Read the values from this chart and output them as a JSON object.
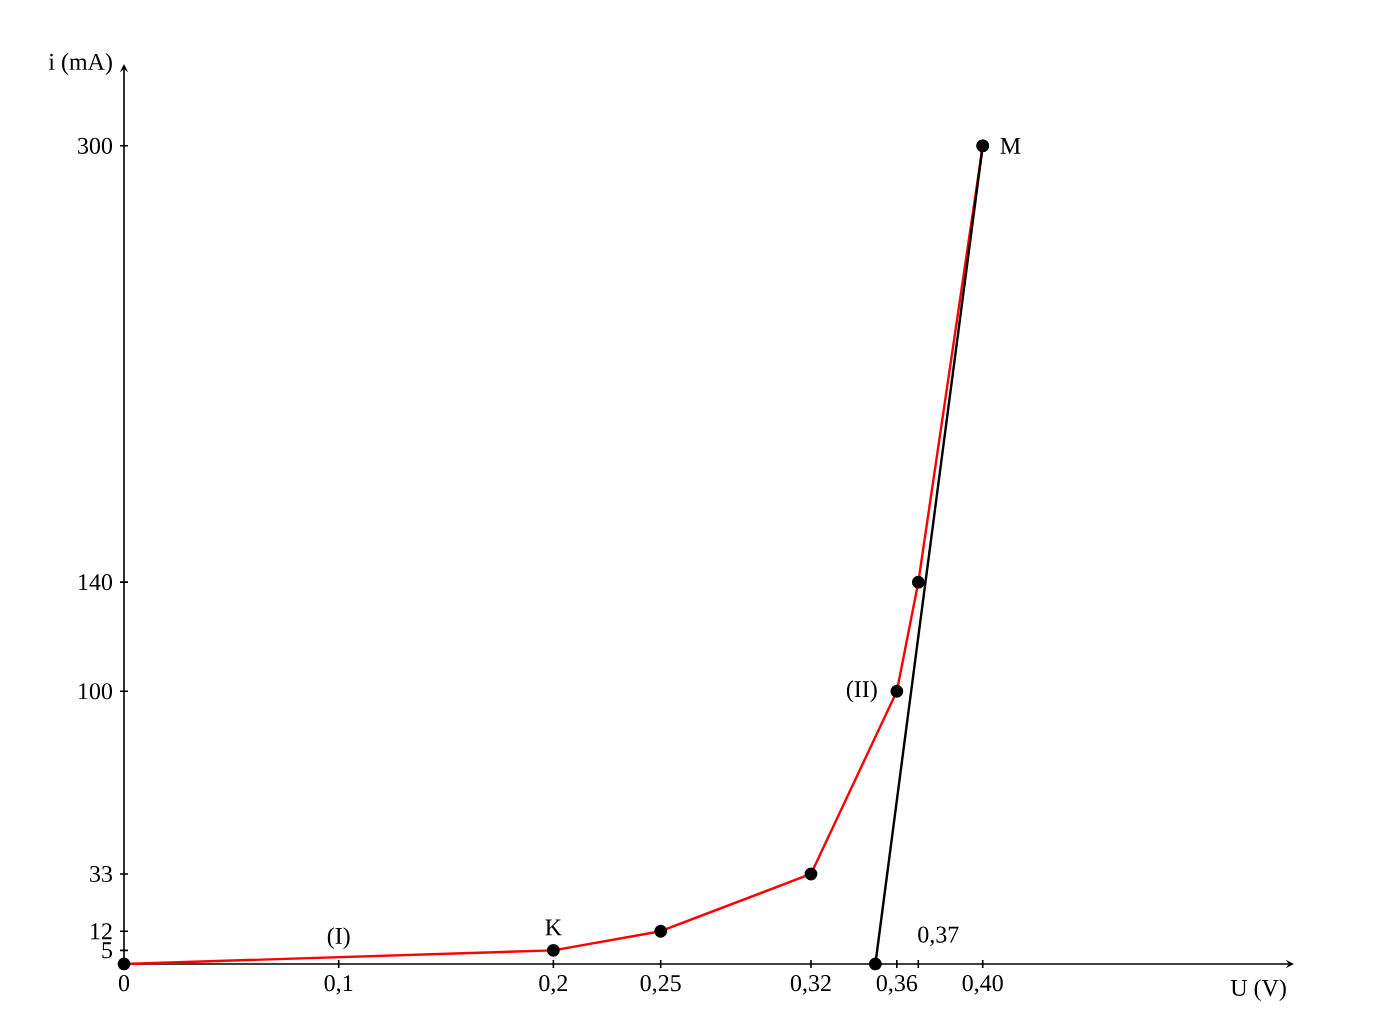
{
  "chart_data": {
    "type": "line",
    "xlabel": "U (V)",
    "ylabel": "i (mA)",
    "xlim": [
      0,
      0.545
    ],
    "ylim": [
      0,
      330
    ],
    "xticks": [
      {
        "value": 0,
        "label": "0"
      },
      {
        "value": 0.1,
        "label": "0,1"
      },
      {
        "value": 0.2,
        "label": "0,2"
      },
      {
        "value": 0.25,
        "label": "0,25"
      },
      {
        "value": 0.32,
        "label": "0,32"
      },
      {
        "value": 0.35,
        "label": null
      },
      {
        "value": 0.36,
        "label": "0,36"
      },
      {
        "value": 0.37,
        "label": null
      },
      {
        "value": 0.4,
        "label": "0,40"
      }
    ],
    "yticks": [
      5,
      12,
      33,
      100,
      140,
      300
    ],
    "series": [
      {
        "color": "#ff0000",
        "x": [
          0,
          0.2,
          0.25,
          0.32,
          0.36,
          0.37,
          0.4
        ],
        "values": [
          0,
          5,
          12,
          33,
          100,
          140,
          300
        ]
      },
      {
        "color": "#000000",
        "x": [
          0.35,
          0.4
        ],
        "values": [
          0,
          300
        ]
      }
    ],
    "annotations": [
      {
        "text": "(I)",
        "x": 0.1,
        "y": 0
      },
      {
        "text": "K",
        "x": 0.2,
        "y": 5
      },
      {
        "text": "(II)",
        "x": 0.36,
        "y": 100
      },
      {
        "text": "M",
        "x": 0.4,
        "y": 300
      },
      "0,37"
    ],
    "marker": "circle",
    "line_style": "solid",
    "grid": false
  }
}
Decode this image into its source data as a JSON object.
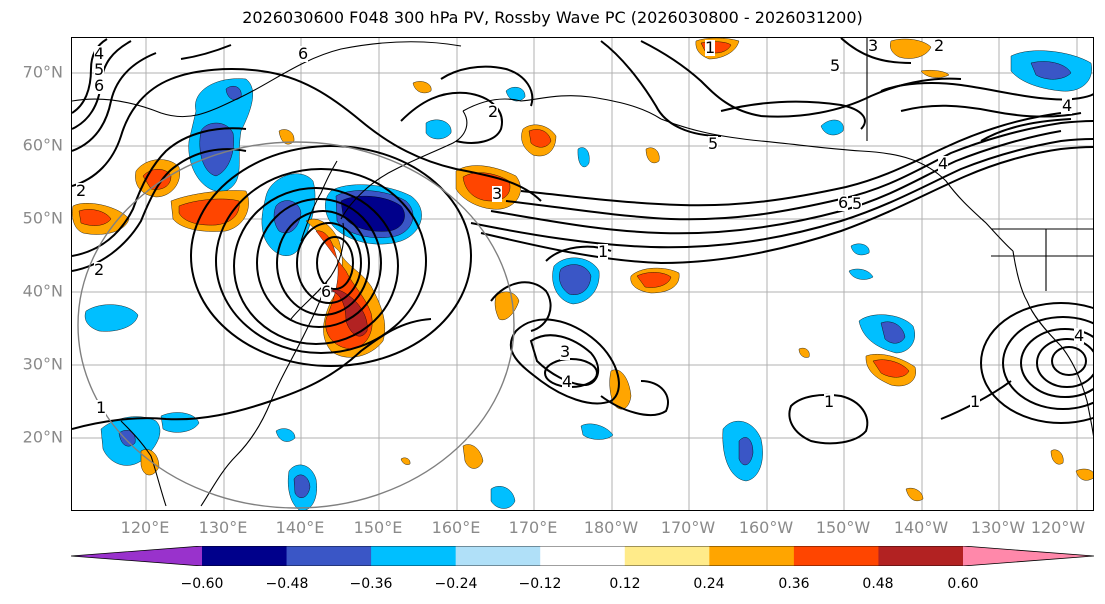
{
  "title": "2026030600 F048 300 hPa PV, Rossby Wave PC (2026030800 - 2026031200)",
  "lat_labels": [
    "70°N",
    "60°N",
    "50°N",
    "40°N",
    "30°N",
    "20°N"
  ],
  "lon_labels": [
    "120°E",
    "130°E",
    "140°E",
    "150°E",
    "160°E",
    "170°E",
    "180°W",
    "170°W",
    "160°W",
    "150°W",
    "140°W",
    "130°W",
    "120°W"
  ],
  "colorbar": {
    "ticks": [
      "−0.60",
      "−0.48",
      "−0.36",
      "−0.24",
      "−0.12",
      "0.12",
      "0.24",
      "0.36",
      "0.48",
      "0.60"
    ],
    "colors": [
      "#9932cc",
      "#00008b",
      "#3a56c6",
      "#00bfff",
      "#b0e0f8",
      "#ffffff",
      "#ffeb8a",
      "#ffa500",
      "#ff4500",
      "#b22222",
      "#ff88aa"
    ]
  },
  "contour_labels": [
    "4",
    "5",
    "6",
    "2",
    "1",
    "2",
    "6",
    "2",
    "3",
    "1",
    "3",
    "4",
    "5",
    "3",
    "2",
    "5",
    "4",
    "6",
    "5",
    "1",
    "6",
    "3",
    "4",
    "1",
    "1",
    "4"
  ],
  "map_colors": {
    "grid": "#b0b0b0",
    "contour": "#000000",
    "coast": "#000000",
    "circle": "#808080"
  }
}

------------------------------

> [STATED PROBLEM]: Output every entry exactly as given; pictures are not part of the copy.

> [RESPONSE TO THIS TASK]:
Read the values from this chart and output them as a JSON object.
{
  "chart_data": {
    "type": "line",
    "xlabel": "U (V)",
    "ylabel": "i (mA)",
    "xlim": [
      0,
      0.545
    ],
    "ylim": [
      0,
      330
    ],
    "xticks": [
      {
        "value": 0,
        "label": "0"
      },
      {
        "value": 0.1,
        "label": "0,1"
      },
      {
        "value": 0.2,
        "label": "0,2"
      },
      {
        "value": 0.25,
        "label": "0,25"
      },
      {
        "value": 0.32,
        "label": "0,32"
      },
      {
        "value": 0.35,
        "label": null
      },
      {
        "value": 0.36,
        "label": "0,36"
      },
      {
        "value": 0.37,
        "label": null
      },
      {
        "value": 0.4,
        "label": "0,40"
      }
    ],
    "yticks": [
      5,
      12,
      33,
      100,
      140,
      300
    ],
    "series": [
      {
        "color": "#ff0000",
        "x": [
          0,
          0.2,
          0.25,
          0.32,
          0.36,
          0.37,
          0.4
        ],
        "values": [
          0,
          5,
          12,
          33,
          100,
          140,
          300
        ]
      },
      {
        "color": "#000000",
        "x": [
          0.35,
          0.4
        ],
        "values": [
          0,
          300
        ]
      }
    ],
    "annotations": [
      {
        "text": "(I)",
        "x": 0.1,
        "y": 0
      },
      {
        "text": "K",
        "x": 0.2,
        "y": 5
      },
      {
        "text": "(II)",
        "x": 0.36,
        "y": 100
      },
      {
        "text": "M",
        "x": 0.4,
        "y": 300
      },
      "0,37"
    ],
    "marker": "circle",
    "line_style": "solid",
    "grid": false
  }
}
Decode this image into its source data as a JSON object.
{
  "title": "2026030600 F048 300 hPa PV, Rossby Wave PC (2026030800 - 2026031200)",
  "lat_labels": [
    "70°N",
    "60°N",
    "50°N",
    "40°N",
    "30°N",
    "20°N"
  ],
  "lon_labels": [
    "120°E",
    "130°E",
    "140°E",
    "150°E",
    "160°E",
    "170°E",
    "180°W",
    "170°W",
    "160°W",
    "150°W",
    "140°W",
    "130°W",
    "120°W"
  ],
  "colorbar": {
    "ticks": [
      "−0.60",
      "−0.48",
      "−0.36",
      "−0.24",
      "−0.12",
      "0.12",
      "0.24",
      "0.36",
      "0.48",
      "0.60"
    ],
    "colors": [
      "#9932cc",
      "#00008b",
      "#3a56c6",
      "#00bfff",
      "#b0e0f8",
      "#ffffff",
      "#ffeb8a",
      "#ffa500",
      "#ff4500",
      "#b22222",
      "#ff88aa"
    ]
  },
  "contour_labels": [
    "4",
    "5",
    "6",
    "2",
    "1",
    "2",
    "6",
    "2",
    "3",
    "1",
    "3",
    "4",
    "5",
    "3",
    "2",
    "5",
    "4",
    "6",
    "5",
    "1",
    "6",
    "3",
    "4",
    "1",
    "1",
    "4"
  ],
  "map_colors": {
    "grid": "#b0b0b0",
    "contour": "#000000",
    "coast": "#000000",
    "circle": "#808080"
  }
}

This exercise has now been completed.